# Exercise material

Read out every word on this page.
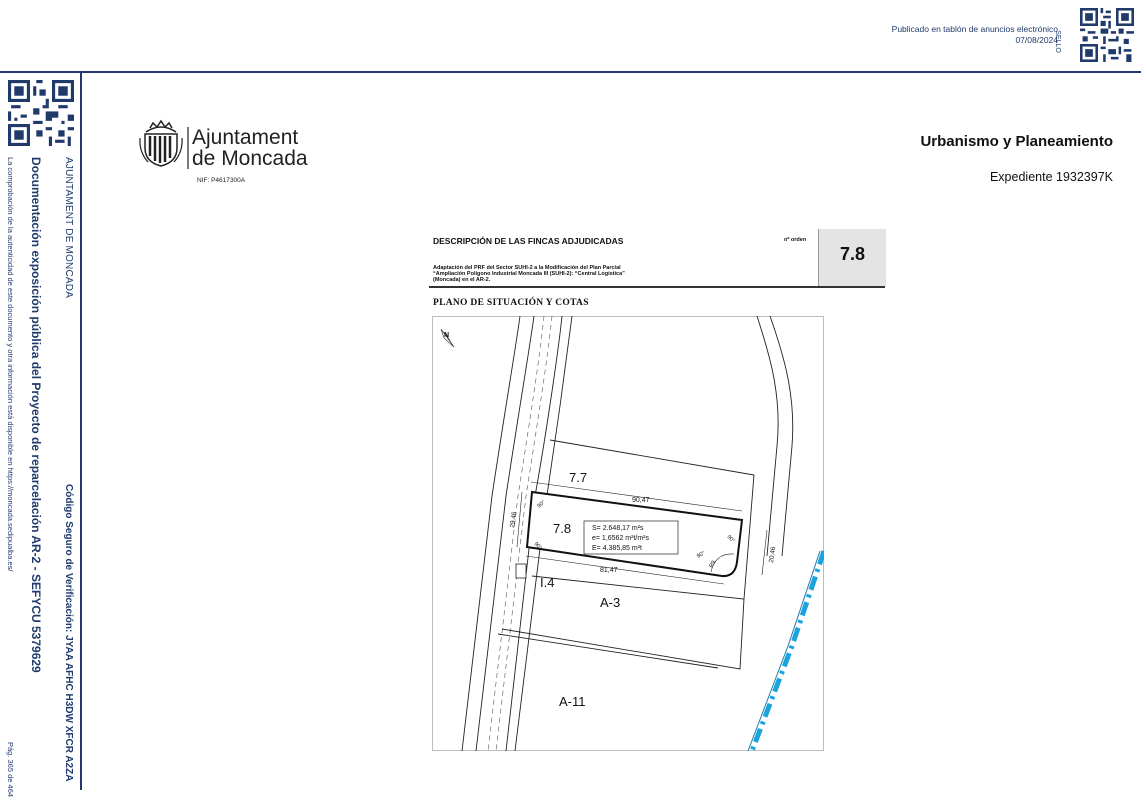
Publicado en tablón de anuncios electrónico
07/08/2024
SELLO
AJUNTAMENT DE MONCADA
Código Seguro de Verificación: JYAA AFHC H3DW XFCR A2ZA
Documentación exposición pública del Proyecto de reparcelación AR-2 - SEFYCU 5379629
La comprobación de la autenticidad de este documento y otra información está disponible en https://moncada.sedipualba.es/
Pág. 365 de 464
Ajuntament
de Moncada
NIF: P4617300A
Urbanismo y Planeamiento
Expediente 1932397K
DESCRIPCIÓN DE LAS FINCAS ADJUDICADAS
Adaptación del PRF del Sector SUHI-2 a la Modificación del Plan Parcial
“Ampliación Polígono Industrial Moncada III (SUHI-2): “Central Logística”
(Moncada) en el AR-2.
nº orden
7.8
PLANO DE SITUACIÓN Y COTAS
N
7.7
7.8
I.4
A-3
A-11
90,47
81,47
29,46
20,46
90°
90°
90°
90°
R9
S= 2.648,17 m²s
e= 1,6562 m²t/m²s
E= 4.385,85 m²t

# Written exercise
Where does the word "SUHI" appear in the listing? List each line that holds it.

# Final result
Adaptación del PRF del Sector SUHI-2 a la Modificación del Plan Parcial
“Ampliación Polígono Industrial Moncada III (SUHI-2): “Central Logística”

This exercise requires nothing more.